**What is expected**
Show every line that has the string "pregnant" in it.

════

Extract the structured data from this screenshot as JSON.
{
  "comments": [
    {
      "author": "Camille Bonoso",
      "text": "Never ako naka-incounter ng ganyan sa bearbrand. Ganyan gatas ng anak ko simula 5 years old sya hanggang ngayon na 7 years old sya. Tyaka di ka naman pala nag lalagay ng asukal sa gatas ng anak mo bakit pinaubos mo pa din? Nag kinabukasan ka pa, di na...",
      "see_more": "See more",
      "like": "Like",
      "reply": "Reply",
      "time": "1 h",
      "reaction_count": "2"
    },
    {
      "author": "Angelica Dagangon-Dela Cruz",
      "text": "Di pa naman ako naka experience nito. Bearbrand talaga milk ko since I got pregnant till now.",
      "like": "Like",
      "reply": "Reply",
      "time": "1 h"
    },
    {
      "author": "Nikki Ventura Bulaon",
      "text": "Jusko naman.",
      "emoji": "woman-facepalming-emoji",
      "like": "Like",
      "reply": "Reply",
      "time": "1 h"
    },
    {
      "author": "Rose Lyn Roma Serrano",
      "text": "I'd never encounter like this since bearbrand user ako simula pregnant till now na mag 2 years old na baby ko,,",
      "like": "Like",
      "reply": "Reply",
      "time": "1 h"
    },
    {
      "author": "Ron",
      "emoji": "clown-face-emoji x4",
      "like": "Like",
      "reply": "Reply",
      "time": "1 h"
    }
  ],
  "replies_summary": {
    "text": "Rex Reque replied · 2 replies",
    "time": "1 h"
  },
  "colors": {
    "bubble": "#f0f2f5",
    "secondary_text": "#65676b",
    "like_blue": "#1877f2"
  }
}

════

**Answer to this exercise**
      "text": "Di pa naman ako naka experience nito. Bearbrand talaga milk ko since I got pregnant till now.",
      "text": "I'd never encounter like this since bearbrand user ako simula pregnant till now na mag 2 years old na baby ko,,",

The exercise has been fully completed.